# start of ENTRIES

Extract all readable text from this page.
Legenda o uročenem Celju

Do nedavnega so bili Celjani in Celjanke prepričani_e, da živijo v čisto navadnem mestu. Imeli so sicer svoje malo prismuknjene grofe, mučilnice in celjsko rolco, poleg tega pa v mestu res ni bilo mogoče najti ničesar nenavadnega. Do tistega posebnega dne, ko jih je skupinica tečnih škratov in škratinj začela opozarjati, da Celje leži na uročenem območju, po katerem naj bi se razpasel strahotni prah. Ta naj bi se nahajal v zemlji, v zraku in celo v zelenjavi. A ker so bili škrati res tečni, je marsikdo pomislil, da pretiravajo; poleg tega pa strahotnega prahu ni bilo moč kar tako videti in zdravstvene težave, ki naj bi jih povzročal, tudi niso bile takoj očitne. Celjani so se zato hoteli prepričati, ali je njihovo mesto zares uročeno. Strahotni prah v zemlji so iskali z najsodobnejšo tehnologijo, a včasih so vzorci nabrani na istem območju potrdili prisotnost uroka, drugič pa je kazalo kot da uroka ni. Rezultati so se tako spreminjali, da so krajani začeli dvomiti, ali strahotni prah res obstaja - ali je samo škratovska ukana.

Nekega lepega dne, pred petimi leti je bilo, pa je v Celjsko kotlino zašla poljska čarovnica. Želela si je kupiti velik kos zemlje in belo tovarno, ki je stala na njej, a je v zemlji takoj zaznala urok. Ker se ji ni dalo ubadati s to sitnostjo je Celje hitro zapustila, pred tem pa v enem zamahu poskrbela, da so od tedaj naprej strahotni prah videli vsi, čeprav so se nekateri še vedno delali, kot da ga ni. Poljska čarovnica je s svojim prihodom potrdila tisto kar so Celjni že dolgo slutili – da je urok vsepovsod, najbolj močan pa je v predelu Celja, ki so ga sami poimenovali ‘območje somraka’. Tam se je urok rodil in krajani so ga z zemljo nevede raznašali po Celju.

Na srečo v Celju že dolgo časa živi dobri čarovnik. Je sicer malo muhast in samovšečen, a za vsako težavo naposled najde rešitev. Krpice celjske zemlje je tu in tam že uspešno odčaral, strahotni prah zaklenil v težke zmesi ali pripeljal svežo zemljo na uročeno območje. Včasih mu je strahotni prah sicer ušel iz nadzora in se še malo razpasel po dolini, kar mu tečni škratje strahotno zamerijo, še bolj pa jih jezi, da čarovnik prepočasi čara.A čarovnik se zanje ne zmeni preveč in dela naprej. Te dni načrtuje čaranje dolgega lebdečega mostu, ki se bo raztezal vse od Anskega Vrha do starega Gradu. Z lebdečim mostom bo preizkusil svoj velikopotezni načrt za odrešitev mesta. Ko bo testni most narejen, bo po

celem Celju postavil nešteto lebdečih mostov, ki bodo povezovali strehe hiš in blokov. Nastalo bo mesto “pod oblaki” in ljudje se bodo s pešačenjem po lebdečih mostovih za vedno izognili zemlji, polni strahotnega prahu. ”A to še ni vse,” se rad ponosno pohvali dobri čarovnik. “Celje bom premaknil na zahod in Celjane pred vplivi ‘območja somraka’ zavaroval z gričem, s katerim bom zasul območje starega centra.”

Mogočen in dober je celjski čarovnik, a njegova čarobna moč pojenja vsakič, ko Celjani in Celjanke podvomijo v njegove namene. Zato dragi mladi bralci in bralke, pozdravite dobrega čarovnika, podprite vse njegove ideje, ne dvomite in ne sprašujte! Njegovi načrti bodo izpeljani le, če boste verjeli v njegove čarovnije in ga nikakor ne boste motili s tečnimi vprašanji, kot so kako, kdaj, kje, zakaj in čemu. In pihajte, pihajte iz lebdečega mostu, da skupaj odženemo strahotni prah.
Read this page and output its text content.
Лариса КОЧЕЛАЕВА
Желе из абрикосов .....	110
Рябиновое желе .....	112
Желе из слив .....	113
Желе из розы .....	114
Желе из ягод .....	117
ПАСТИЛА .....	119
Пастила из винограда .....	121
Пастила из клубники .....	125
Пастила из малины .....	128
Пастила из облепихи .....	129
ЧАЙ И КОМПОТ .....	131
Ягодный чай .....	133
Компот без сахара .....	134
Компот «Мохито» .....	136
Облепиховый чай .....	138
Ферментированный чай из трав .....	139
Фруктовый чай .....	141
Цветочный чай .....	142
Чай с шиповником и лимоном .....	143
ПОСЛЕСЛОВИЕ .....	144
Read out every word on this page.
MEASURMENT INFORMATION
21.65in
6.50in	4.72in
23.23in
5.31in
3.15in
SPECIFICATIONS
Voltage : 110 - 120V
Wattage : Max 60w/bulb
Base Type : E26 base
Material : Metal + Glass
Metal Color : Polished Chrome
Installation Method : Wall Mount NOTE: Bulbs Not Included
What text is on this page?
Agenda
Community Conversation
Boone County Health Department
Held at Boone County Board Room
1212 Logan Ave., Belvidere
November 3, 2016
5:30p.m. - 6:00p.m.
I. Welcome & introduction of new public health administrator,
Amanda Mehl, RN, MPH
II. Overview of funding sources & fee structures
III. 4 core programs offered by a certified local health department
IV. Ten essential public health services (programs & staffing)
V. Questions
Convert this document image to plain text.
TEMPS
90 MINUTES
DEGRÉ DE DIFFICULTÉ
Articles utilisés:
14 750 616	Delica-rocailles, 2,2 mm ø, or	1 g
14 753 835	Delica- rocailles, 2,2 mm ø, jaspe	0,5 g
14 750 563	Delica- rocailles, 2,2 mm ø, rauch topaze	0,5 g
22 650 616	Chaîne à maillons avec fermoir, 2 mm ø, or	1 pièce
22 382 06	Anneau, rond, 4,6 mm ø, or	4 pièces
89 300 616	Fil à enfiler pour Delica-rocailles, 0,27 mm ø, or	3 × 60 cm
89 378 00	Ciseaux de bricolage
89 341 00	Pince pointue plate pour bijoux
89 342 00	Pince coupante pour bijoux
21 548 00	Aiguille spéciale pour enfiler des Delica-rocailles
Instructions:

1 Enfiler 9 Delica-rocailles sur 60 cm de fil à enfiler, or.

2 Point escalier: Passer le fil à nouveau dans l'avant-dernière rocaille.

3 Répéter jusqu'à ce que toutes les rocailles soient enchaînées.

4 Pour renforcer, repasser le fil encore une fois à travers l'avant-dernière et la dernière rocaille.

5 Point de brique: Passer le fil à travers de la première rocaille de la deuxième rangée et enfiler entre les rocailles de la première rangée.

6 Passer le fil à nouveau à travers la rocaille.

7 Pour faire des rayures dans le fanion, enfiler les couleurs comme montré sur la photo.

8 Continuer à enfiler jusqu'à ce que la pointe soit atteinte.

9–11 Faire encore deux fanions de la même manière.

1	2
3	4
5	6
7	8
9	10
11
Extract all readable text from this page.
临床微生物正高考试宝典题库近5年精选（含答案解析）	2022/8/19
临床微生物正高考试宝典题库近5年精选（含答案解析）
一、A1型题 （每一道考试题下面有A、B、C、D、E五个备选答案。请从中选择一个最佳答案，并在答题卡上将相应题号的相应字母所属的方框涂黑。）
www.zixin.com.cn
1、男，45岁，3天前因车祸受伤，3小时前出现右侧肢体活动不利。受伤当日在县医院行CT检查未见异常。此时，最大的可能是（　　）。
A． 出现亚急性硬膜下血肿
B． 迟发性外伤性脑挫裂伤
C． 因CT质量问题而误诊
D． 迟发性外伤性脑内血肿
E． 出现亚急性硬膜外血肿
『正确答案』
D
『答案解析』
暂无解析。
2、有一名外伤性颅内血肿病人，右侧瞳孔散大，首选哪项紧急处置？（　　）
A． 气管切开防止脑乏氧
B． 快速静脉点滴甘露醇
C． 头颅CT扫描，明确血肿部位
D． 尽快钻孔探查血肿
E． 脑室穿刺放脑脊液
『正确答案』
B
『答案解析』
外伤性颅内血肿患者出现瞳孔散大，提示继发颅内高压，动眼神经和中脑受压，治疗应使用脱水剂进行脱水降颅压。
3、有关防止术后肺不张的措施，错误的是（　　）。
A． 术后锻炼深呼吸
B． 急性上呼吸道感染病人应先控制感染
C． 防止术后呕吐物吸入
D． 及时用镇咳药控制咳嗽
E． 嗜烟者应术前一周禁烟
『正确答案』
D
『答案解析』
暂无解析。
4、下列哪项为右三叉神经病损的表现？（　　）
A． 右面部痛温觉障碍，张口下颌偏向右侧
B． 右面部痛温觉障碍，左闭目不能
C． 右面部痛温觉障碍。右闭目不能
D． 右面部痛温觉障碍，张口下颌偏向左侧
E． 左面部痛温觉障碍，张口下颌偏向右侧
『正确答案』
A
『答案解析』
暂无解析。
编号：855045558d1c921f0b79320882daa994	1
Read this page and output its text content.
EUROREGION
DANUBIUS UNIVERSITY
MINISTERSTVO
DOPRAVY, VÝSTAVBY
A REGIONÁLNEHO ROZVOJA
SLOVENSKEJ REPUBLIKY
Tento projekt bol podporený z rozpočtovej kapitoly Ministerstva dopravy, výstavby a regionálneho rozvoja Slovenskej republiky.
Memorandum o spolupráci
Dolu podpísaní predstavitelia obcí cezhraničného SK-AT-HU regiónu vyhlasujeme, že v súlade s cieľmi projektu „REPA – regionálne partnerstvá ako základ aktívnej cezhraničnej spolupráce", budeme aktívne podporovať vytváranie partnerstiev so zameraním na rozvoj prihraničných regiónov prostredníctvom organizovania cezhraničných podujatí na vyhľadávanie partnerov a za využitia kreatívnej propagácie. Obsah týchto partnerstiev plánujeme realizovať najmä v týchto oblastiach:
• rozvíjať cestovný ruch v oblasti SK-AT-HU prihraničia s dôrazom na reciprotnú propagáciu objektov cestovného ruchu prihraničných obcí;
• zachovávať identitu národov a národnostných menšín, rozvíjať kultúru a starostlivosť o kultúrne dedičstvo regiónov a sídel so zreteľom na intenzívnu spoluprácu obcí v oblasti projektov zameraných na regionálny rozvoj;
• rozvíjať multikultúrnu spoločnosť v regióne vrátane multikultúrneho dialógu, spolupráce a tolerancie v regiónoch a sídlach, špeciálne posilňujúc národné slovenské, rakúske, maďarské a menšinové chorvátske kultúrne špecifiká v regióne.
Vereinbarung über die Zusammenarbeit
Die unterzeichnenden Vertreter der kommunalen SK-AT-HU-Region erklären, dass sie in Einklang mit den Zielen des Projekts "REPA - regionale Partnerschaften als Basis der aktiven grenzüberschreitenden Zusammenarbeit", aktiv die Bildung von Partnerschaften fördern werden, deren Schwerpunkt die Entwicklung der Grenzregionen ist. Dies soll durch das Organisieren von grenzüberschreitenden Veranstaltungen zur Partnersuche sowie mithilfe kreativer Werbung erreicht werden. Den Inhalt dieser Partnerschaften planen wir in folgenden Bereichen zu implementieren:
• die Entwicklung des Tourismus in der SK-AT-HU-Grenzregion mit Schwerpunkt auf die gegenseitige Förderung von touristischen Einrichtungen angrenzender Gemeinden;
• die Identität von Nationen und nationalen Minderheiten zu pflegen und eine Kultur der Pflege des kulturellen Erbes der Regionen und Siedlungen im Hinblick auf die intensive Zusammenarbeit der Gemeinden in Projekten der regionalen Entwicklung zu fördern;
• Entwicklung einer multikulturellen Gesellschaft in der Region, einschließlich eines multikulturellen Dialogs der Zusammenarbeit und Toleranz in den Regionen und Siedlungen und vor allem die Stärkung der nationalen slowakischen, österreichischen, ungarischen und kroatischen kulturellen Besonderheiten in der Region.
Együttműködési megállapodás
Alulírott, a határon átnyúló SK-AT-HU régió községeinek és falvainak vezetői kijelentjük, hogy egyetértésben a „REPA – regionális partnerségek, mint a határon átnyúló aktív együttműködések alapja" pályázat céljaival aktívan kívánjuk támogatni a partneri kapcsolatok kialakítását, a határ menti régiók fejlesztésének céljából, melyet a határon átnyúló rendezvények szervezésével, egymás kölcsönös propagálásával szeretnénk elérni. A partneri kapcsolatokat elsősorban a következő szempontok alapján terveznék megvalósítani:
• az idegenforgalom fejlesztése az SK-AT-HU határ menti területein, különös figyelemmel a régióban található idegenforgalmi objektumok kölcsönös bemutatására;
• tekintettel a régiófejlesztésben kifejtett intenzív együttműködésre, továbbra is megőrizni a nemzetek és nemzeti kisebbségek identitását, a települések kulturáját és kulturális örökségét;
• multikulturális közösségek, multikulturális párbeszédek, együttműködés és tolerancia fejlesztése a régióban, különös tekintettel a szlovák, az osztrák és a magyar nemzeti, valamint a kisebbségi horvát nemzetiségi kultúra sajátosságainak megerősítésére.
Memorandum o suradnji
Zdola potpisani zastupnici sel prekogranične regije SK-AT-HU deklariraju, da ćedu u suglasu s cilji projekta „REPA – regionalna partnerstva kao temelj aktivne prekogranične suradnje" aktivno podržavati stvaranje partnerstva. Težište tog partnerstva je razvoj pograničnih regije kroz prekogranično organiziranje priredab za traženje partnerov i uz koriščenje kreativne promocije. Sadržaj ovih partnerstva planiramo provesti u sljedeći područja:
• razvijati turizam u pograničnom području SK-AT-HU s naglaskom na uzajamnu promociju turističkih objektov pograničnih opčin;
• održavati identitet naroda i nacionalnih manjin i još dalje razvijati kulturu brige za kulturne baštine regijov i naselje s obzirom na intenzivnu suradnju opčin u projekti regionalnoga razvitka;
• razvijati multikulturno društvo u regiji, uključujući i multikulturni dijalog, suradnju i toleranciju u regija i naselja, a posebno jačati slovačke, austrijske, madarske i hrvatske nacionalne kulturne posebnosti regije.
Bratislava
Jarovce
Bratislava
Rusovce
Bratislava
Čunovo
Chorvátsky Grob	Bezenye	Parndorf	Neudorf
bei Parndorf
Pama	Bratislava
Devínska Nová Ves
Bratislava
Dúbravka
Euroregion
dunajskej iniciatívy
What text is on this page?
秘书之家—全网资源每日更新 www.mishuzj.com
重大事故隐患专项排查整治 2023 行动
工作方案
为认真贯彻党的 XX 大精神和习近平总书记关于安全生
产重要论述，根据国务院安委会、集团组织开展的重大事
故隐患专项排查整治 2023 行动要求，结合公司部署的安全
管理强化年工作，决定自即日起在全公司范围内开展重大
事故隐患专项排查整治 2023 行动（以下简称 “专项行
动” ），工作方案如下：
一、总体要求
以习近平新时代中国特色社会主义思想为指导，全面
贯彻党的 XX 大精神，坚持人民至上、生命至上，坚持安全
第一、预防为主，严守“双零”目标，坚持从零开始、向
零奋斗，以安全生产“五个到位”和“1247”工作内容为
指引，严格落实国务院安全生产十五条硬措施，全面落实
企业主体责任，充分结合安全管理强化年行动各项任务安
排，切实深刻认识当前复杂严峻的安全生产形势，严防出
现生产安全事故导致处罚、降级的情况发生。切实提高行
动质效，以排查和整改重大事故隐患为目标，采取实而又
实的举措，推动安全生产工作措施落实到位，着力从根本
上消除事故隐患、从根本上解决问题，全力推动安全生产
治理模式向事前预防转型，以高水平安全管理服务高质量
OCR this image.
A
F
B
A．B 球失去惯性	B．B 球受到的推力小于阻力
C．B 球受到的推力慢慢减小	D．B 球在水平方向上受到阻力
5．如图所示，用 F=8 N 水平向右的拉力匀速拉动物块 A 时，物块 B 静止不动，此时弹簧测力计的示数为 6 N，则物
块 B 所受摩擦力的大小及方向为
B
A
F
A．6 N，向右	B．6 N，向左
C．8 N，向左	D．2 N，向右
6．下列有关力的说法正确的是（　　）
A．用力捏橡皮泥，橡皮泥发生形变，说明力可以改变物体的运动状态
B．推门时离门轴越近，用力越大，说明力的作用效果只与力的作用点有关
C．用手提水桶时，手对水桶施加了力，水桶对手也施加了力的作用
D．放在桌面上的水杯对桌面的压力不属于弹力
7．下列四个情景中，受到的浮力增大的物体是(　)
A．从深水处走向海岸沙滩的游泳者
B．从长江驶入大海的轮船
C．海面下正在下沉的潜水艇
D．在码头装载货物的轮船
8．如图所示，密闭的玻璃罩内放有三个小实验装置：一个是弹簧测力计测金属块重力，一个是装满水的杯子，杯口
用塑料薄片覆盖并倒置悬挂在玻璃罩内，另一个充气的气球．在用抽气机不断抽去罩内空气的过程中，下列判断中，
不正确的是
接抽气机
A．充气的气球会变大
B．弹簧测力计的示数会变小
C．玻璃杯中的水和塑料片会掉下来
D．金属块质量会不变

# end of ENTRIES

#### [WHAT YOU HAVE TO DO]
Gather, from the listing above, every line carrying the word "encore".

#### [WRITTEN REPLY]
4 Pour renforcer, repasser le fil encore une fois à travers l'avant-dernière et la dernière rocaille.
9–11 Faire encore deux fanions de la même manière.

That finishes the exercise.